[REQUEST]
Images excluded, repeat each entry below exactly.

[MATERIAL PROVIDED]
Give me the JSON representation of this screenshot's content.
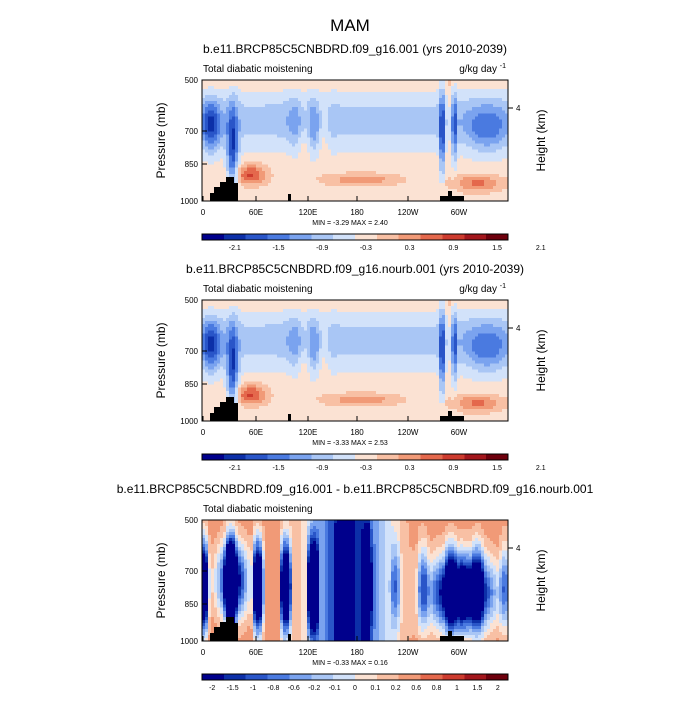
{
  "main_title": "MAM",
  "palette": [
    "#00008c",
    "#0c2fa8",
    "#2955c8",
    "#4a7ae0",
    "#7aa3ef",
    "#a9c6f5",
    "#d2e2fa",
    "#fbe2d3",
    "#f8c0a4",
    "#f19a77",
    "#e4684c",
    "#cd3b2e",
    "#a3161c",
    "#6e000d"
  ],
  "chart_data": [
    {
      "type": "heatmap",
      "title": "b.e11.BRCP85C5CNBDRD.f09_g16.001 (yrs 2010-2039)",
      "left_label": "Total diabatic moistening",
      "units_base": "g/kg day",
      "units_exp": "-1",
      "ylabel": "Pressure (mb)",
      "y2label": "Height (km)",
      "y2ticks": [
        "4"
      ],
      "yticks": [
        "500",
        "700",
        "850",
        "1000"
      ],
      "xticks": [
        "0",
        "60E",
        "120E",
        "180",
        "120W",
        "60W"
      ],
      "ylim": [
        1000,
        500
      ],
      "min_max": "MIN = -3.29  MAX =  2.40",
      "colorbar_ticks": [
        "-2.1",
        "-1.5",
        "-0.9",
        "-0.3",
        "0.3",
        "0.9",
        "1.5",
        "2.1"
      ],
      "scale": 1.0
    },
    {
      "type": "heatmap",
      "title": "b.e11.BRCP85C5CNBDRD.f09_g16.nourb.001 (yrs 2010-2039)",
      "left_label": "Total diabatic moistening",
      "units_base": "g/kg day",
      "units_exp": "-1",
      "ylabel": "Pressure (mb)",
      "y2label": "Height (km)",
      "y2ticks": [
        "4"
      ],
      "yticks": [
        "500",
        "700",
        "850",
        "1000"
      ],
      "xticks": [
        "0",
        "60E",
        "120E",
        "180",
        "120W",
        "60W"
      ],
      "ylim": [
        1000,
        500
      ],
      "min_max": "MIN = -3.33  MAX =  2.53",
      "colorbar_ticks": [
        "-2.1",
        "-1.5",
        "-0.9",
        "-0.3",
        "0.3",
        "0.9",
        "1.5",
        "2.1"
      ],
      "scale": 1.0
    },
    {
      "type": "heatmap",
      "title": "b.e11.BRCP85C5CNBDRD.f09_g16.001 - b.e11.BRCP85C5CNBDRD.f09_g16.nourb.001",
      "left_label": "Total diabatic moistening",
      "units_base": "",
      "units_exp": "",
      "ylabel": "Pressure (mb)",
      "y2label": "Height (km)",
      "y2ticks": [
        "4"
      ],
      "yticks": [
        "500",
        "700",
        "850",
        "1000"
      ],
      "xticks": [
        "0",
        "60E",
        "120E",
        "180",
        "120W",
        "60W"
      ],
      "ylim": [
        1000,
        500
      ],
      "min_max": "MIN = -0.33  MAX =  0.16",
      "colorbar_ticks": [
        "-2",
        "-1.5",
        "-1",
        "-0.8",
        "-0.6",
        "-0.2",
        "-0.1",
        "0",
        "0.1",
        "0.2",
        "0.6",
        "0.8",
        "1",
        "1.5",
        "2"
      ],
      "scale": 0.12
    }
  ]
}
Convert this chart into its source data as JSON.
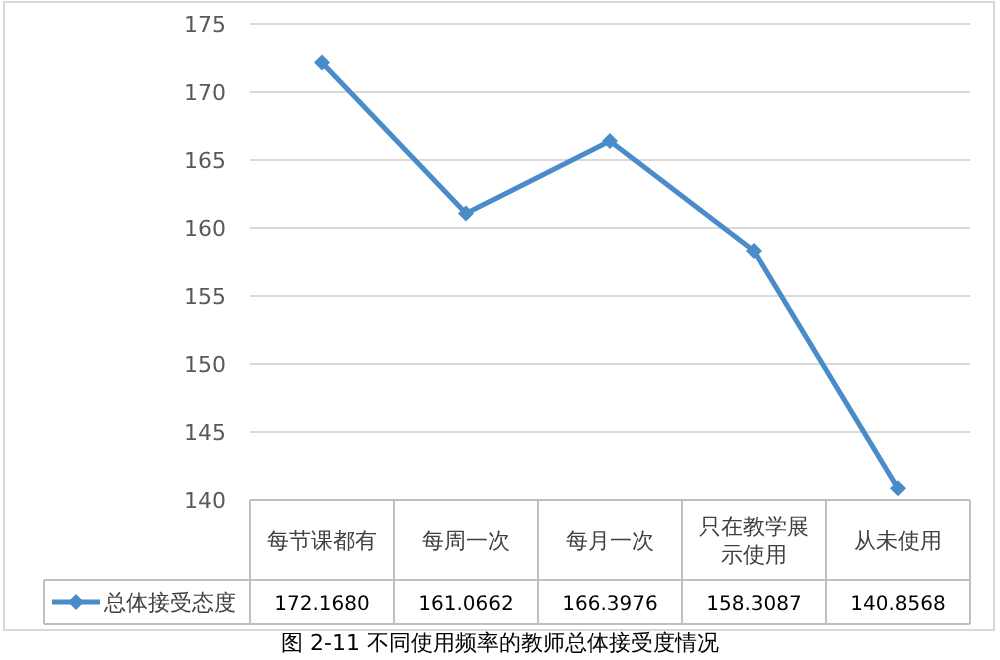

[ANSWER BELOW]
Give me the JSON representation of this screenshot's content.
{
  "main_title": "MAM",
  "palette": [
    "#00008c",
    "#0c2fa8",
    "#2955c8",
    "#4a7ae0",
    "#7aa3ef",
    "#a9c6f5",
    "#d2e2fa",
    "#fbe2d3",
    "#f8c0a4",
    "#f19a77",
    "#e4684c",
    "#cd3b2e",
    "#a3161c",
    "#6e000d"
  ],
  "chart_data": [
    {
      "type": "heatmap",
      "title": "b.e11.BRCP85C5CNBDRD.f09_g16.001 (yrs 2010-2039)",
      "left_label": "Total diabatic moistening",
      "units_base": "g/kg day",
      "units_exp": "-1",
      "ylabel": "Pressure (mb)",
      "y2label": "Height (km)",
      "y2ticks": [
        "4"
      ],
      "yticks": [
        "500",
        "700",
        "850",
        "1000"
      ],
      "xticks": [
        "0",
        "60E",
        "120E",
        "180",
        "120W",
        "60W"
      ],
      "ylim": [
        1000,
        500
      ],
      "min_max": "MIN = -3.29  MAX =  2.40",
      "colorbar_ticks": [
        "-2.1",
        "-1.5",
        "-0.9",
        "-0.3",
        "0.3",
        "0.9",
        "1.5",
        "2.1"
      ],
      "scale": 1.0
    },
    {
      "type": "heatmap",
      "title": "b.e11.BRCP85C5CNBDRD.f09_g16.nourb.001 (yrs 2010-2039)",
      "left_label": "Total diabatic moistening",
      "units_base": "g/kg day",
      "units_exp": "-1",
      "ylabel": "Pressure (mb)",
      "y2label": "Height (km)",
      "y2ticks": [
        "4"
      ],
      "yticks": [
        "500",
        "700",
        "850",
        "1000"
      ],
      "xticks": [
        "0",
        "60E",
        "120E",
        "180",
        "120W",
        "60W"
      ],
      "ylim": [
        1000,
        500
      ],
      "min_max": "MIN = -3.33  MAX =  2.53",
      "colorbar_ticks": [
        "-2.1",
        "-1.5",
        "-0.9",
        "-0.3",
        "0.3",
        "0.9",
        "1.5",
        "2.1"
      ],
      "scale": 1.0
    },
    {
      "type": "heatmap",
      "title": "b.e11.BRCP85C5CNBDRD.f09_g16.001 - b.e11.BRCP85C5CNBDRD.f09_g16.nourb.001",
      "left_label": "Total diabatic moistening",
      "units_base": "",
      "units_exp": "",
      "ylabel": "Pressure (mb)",
      "y2label": "Height (km)",
      "y2ticks": [
        "4"
      ],
      "yticks": [
        "500",
        "700",
        "850",
        "1000"
      ],
      "xticks": [
        "0",
        "60E",
        "120E",
        "180",
        "120W",
        "60W"
      ],
      "ylim": [
        1000,
        500
      ],
      "min_max": "MIN = -0.33  MAX =  0.16",
      "colorbar_ticks": [
        "-2",
        "-1.5",
        "-1",
        "-0.8",
        "-0.6",
        "-0.2",
        "-0.1",
        "0",
        "0.1",
        "0.2",
        "0.6",
        "0.8",
        "1",
        "1.5",
        "2"
      ],
      "scale": 0.12
    }
  ]
}
Convert this chart into its source data as JSON.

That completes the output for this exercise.